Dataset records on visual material

+--

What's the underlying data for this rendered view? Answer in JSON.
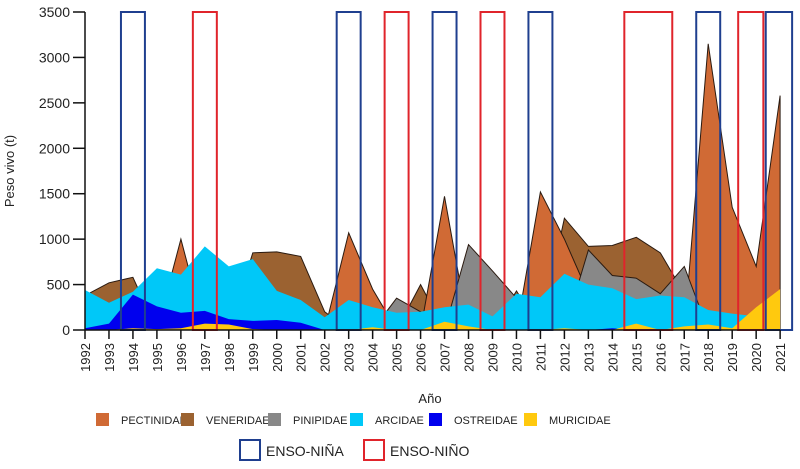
{
  "chart_data": {
    "type": "area",
    "title": "",
    "xlabel": "Año",
    "ylabel": "Peso vivo (t)",
    "ylim": [
      0,
      3500
    ],
    "yticks": [
      0,
      500,
      1000,
      1500,
      2000,
      2500,
      3000,
      3500
    ],
    "x": [
      1992,
      1993,
      1994,
      1995,
      1996,
      1997,
      1998,
      1999,
      2000,
      2001,
      2002,
      2003,
      2004,
      2005,
      2006,
      2007,
      2008,
      2009,
      2010,
      2011,
      2012,
      2013,
      2014,
      2015,
      2016,
      2017,
      2018,
      2019,
      2020,
      2021
    ],
    "grid": false,
    "legend_position": "bottom",
    "series": [
      {
        "name": "VENERIDAE",
        "color": "#9b6231",
        "values": [
          380,
          520,
          580,
          0,
          0,
          0,
          0,
          850,
          860,
          810,
          200,
          0,
          0,
          0,
          500,
          0,
          0,
          0,
          430,
          0,
          1230,
          920,
          930,
          1020,
          850,
          400,
          0,
          0,
          0,
          0
        ]
      },
      {
        "name": "PECTINIDAE",
        "color": "#d06a35",
        "values": [
          0,
          0,
          0,
          0,
          1000,
          0,
          0,
          0,
          0,
          0,
          0,
          1070,
          450,
          0,
          0,
          1470,
          0,
          0,
          0,
          1520,
          1000,
          400,
          0,
          0,
          0,
          0,
          3150,
          1350,
          700,
          2580
        ]
      },
      {
        "name": "PINIPIDAE",
        "color": "#888888",
        "values": [
          0,
          0,
          0,
          0,
          0,
          0,
          0,
          0,
          0,
          0,
          0,
          0,
          0,
          350,
          200,
          0,
          940,
          650,
          350,
          0,
          0,
          880,
          600,
          570,
          400,
          700,
          0,
          0,
          0,
          0
        ]
      },
      {
        "name": "ARCIDAE",
        "color": "#00c8f8",
        "values": [
          440,
          300,
          420,
          680,
          610,
          920,
          700,
          780,
          430,
          330,
          140,
          330,
          250,
          190,
          200,
          250,
          280,
          150,
          400,
          360,
          620,
          500,
          460,
          340,
          380,
          360,
          220,
          180,
          150,
          0
        ]
      },
      {
        "name": "OSTREIDAE",
        "color": "#0000ee",
        "values": [
          20,
          70,
          390,
          260,
          190,
          210,
          120,
          100,
          110,
          80,
          0,
          0,
          0,
          0,
          0,
          0,
          0,
          0,
          0,
          0,
          0,
          0,
          20,
          0,
          0,
          0,
          0,
          0,
          0,
          0
        ]
      },
      {
        "name": "MURICIDAE",
        "color": "#ffc90e",
        "values": [
          0,
          0,
          20,
          10,
          20,
          70,
          60,
          10,
          0,
          0,
          0,
          0,
          30,
          0,
          0,
          90,
          40,
          0,
          0,
          0,
          20,
          0,
          0,
          70,
          0,
          40,
          60,
          20,
          250,
          450
        ]
      }
    ],
    "legend_order": [
      "PECTINIDAE",
      "VENERIDAE",
      "PINIPIDAE",
      "ARCIDAE",
      "OSTREIDAE",
      "MURICIDAE"
    ],
    "enso": {
      "nina": {
        "label": "ENSO-NIÑA",
        "color": "#1f3f8f",
        "periods": [
          [
            1993.5,
            1994.5
          ],
          [
            2002.5,
            2003.5
          ],
          [
            2006.5,
            2007.5
          ],
          [
            2010.5,
            2011.5
          ],
          [
            2017.5,
            2018.5
          ],
          [
            2020.4,
            2021.5
          ]
        ]
      },
      "nino": {
        "label": "ENSO-NIÑO",
        "color": "#e0242b",
        "periods": [
          [
            1996.5,
            1997.5
          ],
          [
            2004.5,
            2005.5
          ],
          [
            2008.5,
            2009.5
          ],
          [
            2014.5,
            2016.5
          ],
          [
            2019.25,
            2020.3
          ]
        ]
      }
    }
  }
}
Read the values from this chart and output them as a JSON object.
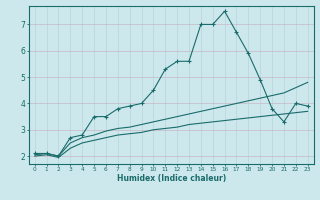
{
  "xlabel": "Humidex (Indice chaleur)",
  "background_color": "#cce8ec",
  "grid_color_h": "#c8b8c8",
  "grid_color_v": "#b8d4d8",
  "line_color": "#1a6b6b",
  "xlim": [
    -0.5,
    23.5
  ],
  "ylim": [
    1.7,
    7.7
  ],
  "xticks": [
    0,
    1,
    2,
    3,
    4,
    5,
    6,
    7,
    8,
    9,
    10,
    11,
    12,
    13,
    14,
    15,
    16,
    17,
    18,
    19,
    20,
    21,
    22,
    23
  ],
  "yticks": [
    2,
    3,
    4,
    5,
    6,
    7
  ],
  "line1_x": [
    0,
    1,
    2,
    3,
    4,
    5,
    6,
    7,
    8,
    9,
    10,
    11,
    12,
    13,
    14,
    15,
    16,
    17,
    18,
    19,
    20,
    21,
    22,
    23
  ],
  "line1_y": [
    2.1,
    2.1,
    2.0,
    2.7,
    2.8,
    3.5,
    3.5,
    3.8,
    3.9,
    4.0,
    4.5,
    5.3,
    5.6,
    5.6,
    7.0,
    7.0,
    7.5,
    6.7,
    5.9,
    4.9,
    3.8,
    3.3,
    4.0,
    3.9
  ],
  "line2_x": [
    0,
    1,
    2,
    3,
    4,
    5,
    6,
    7,
    8,
    9,
    10,
    11,
    12,
    13,
    14,
    15,
    16,
    17,
    18,
    19,
    20,
    21,
    22,
    23
  ],
  "line2_y": [
    2.05,
    2.1,
    2.0,
    2.5,
    2.7,
    2.8,
    2.95,
    3.05,
    3.1,
    3.2,
    3.3,
    3.4,
    3.5,
    3.6,
    3.7,
    3.8,
    3.9,
    4.0,
    4.1,
    4.2,
    4.3,
    4.4,
    4.6,
    4.8
  ],
  "line3_x": [
    0,
    1,
    2,
    3,
    4,
    5,
    6,
    7,
    8,
    9,
    10,
    11,
    12,
    13,
    14,
    15,
    16,
    17,
    18,
    19,
    20,
    21,
    22,
    23
  ],
  "line3_y": [
    2.0,
    2.05,
    1.95,
    2.3,
    2.5,
    2.6,
    2.7,
    2.8,
    2.85,
    2.9,
    3.0,
    3.05,
    3.1,
    3.2,
    3.25,
    3.3,
    3.35,
    3.4,
    3.45,
    3.5,
    3.55,
    3.6,
    3.65,
    3.7
  ]
}
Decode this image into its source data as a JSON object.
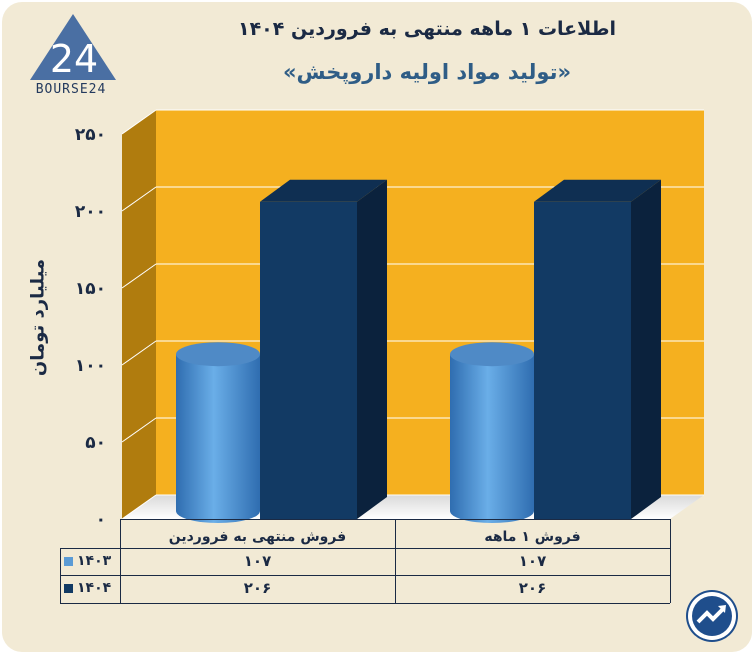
{
  "logo": {
    "text": "BOURSE24"
  },
  "title": "اطلاعات ۱ ماهه منتهی به فروردین ۱۴۰۴",
  "subtitle": "«تولید مواد اولیه داروپخش»",
  "chart_data": {
    "type": "bar",
    "title": "اطلاعات ۱ ماهه منتهی به فروردین ۱۴۰۴",
    "subtitle": "«تولید مواد اولیه داروپخش»",
    "ylabel": "میلیارد تومان",
    "ylim": [
      0,
      250
    ],
    "yticks": [
      "۰",
      "۵۰",
      "۱۰۰",
      "۱۵۰",
      "۲۰۰",
      "۲۵۰"
    ],
    "ytick_values": [
      0,
      50,
      100,
      150,
      200,
      250
    ],
    "categories": [
      "فروش منتهی به  فروردین",
      "فروش ۱  ماهه"
    ],
    "series": [
      {
        "name": "۱۴۰۳",
        "values": [
          107,
          107
        ],
        "labels": [
          "۱۰۷",
          "۱۰۷"
        ],
        "color": "#5b9bd5",
        "shape": "cylinder"
      },
      {
        "name": "۱۴۰۴",
        "values": [
          206,
          206
        ],
        "labels": [
          "۲۰۶",
          "۲۰۶"
        ],
        "color": "#123a64",
        "shape": "box"
      }
    ],
    "background_color": "#f5b01f",
    "grid": true,
    "legend": "bottom-left data table"
  }
}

+--

Look through the records and count each line that holds "داروپخش". Write only the total.

ANSWER: 2